**DESCRIPTION OF THE TASK:** All material below is to be reproduced exactly.

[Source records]

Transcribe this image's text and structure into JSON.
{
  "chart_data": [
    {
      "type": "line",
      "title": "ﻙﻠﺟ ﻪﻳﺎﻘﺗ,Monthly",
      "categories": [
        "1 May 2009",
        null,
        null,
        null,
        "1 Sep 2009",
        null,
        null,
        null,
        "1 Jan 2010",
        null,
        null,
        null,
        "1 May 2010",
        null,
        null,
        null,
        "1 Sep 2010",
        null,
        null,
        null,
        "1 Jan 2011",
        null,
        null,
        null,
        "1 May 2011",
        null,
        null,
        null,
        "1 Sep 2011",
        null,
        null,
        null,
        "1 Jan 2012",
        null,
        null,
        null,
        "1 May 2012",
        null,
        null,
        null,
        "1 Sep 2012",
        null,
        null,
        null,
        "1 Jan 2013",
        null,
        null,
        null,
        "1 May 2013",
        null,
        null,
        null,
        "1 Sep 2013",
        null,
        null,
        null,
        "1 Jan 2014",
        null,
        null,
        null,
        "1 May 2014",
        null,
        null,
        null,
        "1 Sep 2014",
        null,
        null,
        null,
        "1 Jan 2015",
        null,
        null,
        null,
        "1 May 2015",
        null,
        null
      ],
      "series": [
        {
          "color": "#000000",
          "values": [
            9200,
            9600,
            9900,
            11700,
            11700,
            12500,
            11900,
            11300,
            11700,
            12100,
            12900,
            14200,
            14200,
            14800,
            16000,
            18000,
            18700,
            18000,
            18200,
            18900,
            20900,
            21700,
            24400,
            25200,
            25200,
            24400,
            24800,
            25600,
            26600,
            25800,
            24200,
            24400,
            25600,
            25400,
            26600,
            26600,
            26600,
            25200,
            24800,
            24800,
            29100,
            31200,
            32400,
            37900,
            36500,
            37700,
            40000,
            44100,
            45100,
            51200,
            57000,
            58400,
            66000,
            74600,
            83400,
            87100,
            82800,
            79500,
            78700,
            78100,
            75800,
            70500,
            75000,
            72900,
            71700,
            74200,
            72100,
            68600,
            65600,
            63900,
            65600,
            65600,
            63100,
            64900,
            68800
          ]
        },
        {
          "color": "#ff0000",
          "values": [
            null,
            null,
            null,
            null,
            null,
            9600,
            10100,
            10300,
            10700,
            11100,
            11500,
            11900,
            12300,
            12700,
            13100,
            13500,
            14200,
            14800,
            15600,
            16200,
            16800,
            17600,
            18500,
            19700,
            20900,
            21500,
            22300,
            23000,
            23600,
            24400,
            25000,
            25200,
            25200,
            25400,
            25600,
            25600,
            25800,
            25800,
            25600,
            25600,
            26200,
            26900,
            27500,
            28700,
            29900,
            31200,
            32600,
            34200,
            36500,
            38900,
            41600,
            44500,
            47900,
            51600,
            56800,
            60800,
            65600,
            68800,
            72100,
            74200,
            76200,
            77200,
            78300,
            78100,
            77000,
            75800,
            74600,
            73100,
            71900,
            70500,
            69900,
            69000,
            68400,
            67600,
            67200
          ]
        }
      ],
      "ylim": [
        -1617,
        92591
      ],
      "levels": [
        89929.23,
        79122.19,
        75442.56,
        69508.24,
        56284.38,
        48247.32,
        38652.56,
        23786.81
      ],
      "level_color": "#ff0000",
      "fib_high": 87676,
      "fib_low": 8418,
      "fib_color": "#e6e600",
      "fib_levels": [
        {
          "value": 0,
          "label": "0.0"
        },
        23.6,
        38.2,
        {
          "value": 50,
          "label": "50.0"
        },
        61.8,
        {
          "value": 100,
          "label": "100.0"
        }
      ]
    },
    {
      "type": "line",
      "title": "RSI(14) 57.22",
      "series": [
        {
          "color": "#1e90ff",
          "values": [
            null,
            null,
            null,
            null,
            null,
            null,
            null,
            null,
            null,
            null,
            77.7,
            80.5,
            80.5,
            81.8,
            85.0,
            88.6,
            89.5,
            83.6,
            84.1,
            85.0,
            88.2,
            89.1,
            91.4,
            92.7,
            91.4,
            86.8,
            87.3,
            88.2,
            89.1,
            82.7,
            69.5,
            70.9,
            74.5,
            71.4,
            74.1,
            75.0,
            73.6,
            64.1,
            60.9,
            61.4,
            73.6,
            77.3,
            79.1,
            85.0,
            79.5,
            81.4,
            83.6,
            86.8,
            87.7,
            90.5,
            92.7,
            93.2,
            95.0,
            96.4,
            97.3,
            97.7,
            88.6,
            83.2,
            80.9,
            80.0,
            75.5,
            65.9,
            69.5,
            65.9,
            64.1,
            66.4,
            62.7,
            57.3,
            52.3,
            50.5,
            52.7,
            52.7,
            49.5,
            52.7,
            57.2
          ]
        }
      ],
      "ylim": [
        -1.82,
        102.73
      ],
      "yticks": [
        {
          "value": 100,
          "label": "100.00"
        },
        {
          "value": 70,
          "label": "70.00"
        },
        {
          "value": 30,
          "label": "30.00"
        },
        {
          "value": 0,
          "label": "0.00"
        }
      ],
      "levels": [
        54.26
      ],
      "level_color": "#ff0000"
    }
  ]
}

**WRITTEN REPLY:**
Transcribe this image's text and structure into JSON.
{
  "chart_data": [
    {
      "type": "line",
      "title": "ﻙﻠﺟ ﻪﻳﺎﻘﺗ,Monthly",
      "categories": [
        "1 May 2009",
        null,
        null,
        null,
        "1 Sep 2009",
        null,
        null,
        null,
        "1 Jan 2010",
        null,
        null,
        null,
        "1 May 2010",
        null,
        null,
        null,
        "1 Sep 2010",
        null,
        null,
        null,
        "1 Jan 2011",
        null,
        null,
        null,
        "1 May 2011",
        null,
        null,
        null,
        "1 Sep 2011",
        null,
        null,
        null,
        "1 Jan 2012",
        null,
        null,
        null,
        "1 May 2012",
        null,
        null,
        null,
        "1 Sep 2012",
        null,
        null,
        null,
        "1 Jan 2013",
        null,
        null,
        null,
        "1 May 2013",
        null,
        null,
        null,
        "1 Sep 2013",
        null,
        null,
        null,
        "1 Jan 2014",
        null,
        null,
        null,
        "1 May 2014",
        null,
        null,
        null,
        "1 Sep 2014",
        null,
        null,
        null,
        "1 Jan 2015",
        null,
        null,
        null,
        "1 May 2015",
        null,
        null
      ],
      "series": [
        {
          "color": "#000000",
          "values": [
            9200,
            9600,
            9900,
            11700,
            11700,
            12500,
            11900,
            11300,
            11700,
            12100,
            12900,
            14200,
            14200,
            14800,
            16000,
            18000,
            18700,
            18000,
            18200,
            18900,
            20900,
            21700,
            24400,
            25200,
            25200,
            24400,
            24800,
            25600,
            26600,
            25800,
            24200,
            24400,
            25600,
            25400,
            26600,
            26600,
            26600,
            25200,
            24800,
            24800,
            29100,
            31200,
            32400,
            37900,
            36500,
            37700,
            40000,
            44100,
            45100,
            51200,
            57000,
            58400,
            66000,
            74600,
            83400,
            87100,
            82800,
            79500,
            78700,
            78100,
            75800,
            70500,
            75000,
            72900,
            71700,
            74200,
            72100,
            68600,
            65600,
            63900,
            65600,
            65600,
            63100,
            64900,
            68800
          ]
        },
        {
          "color": "#ff0000",
          "values": [
            null,
            null,
            null,
            null,
            null,
            9600,
            10100,
            10300,
            10700,
            11100,
            11500,
            11900,
            12300,
            12700,
            13100,
            13500,
            14200,
            14800,
            15600,
            16200,
            16800,
            17600,
            18500,
            19700,
            20900,
            21500,
            22300,
            23000,
            23600,
            24400,
            25000,
            25200,
            25200,
            25400,
            25600,
            25600,
            25800,
            25800,
            25600,
            25600,
            26200,
            26900,
            27500,
            28700,
            29900,
            31200,
            32600,
            34200,
            36500,
            38900,
            41600,
            44500,
            47900,
            51600,
            56800,
            60800,
            65600,
            68800,
            72100,
            74200,
            76200,
            77200,
            78300,
            78100,
            77000,
            75800,
            74600,
            73100,
            71900,
            70500,
            69900,
            69000,
            68400,
            67600,
            67200
          ]
        }
      ],
      "ylim": [
        -1617,
        92591
      ],
      "levels": [
        89929.23,
        79122.19,
        75442.56,
        69508.24,
        56284.38,
        48247.32,
        38652.56,
        23786.81
      ],
      "level_color": "#ff0000",
      "fib_high": 87676,
      "fib_low": 8418,
      "fib_color": "#e6e600",
      "fib_levels": [
        {
          "value": 0,
          "label": "0.0"
        },
        23.6,
        38.2,
        {
          "value": 50,
          "label": "50.0"
        },
        61.8,
        {
          "value": 100,
          "label": "100.0"
        }
      ]
    },
    {
      "type": "line",
      "title": "RSI(14) 57.22",
      "series": [
        {
          "color": "#1e90ff",
          "values": [
            null,
            null,
            null,
            null,
            null,
            null,
            null,
            null,
            null,
            null,
            77.7,
            80.5,
            80.5,
            81.8,
            85.0,
            88.6,
            89.5,
            83.6,
            84.1,
            85.0,
            88.2,
            89.1,
            91.4,
            92.7,
            91.4,
            86.8,
            87.3,
            88.2,
            89.1,
            82.7,
            69.5,
            70.9,
            74.5,
            71.4,
            74.1,
            75.0,
            73.6,
            64.1,
            60.9,
            61.4,
            73.6,
            77.3,
            79.1,
            85.0,
            79.5,
            81.4,
            83.6,
            86.8,
            87.7,
            90.5,
            92.7,
            93.2,
            95.0,
            96.4,
            97.3,
            97.7,
            88.6,
            83.2,
            80.9,
            80.0,
            75.5,
            65.9,
            69.5,
            65.9,
            64.1,
            66.4,
            62.7,
            57.3,
            52.3,
            50.5,
            52.7,
            52.7,
            49.5,
            52.7,
            57.2
          ]
        }
      ],
      "ylim": [
        -1.82,
        102.73
      ],
      "yticks": [
        {
          "value": 100,
          "label": "100.00"
        },
        {
          "value": 70,
          "label": "70.00"
        },
        {
          "value": 30,
          "label": "30.00"
        },
        {
          "value": 0,
          "label": "0.00"
        }
      ],
      "levels": [
        54.26
      ],
      "level_color": "#ff0000"
    }
  ]
}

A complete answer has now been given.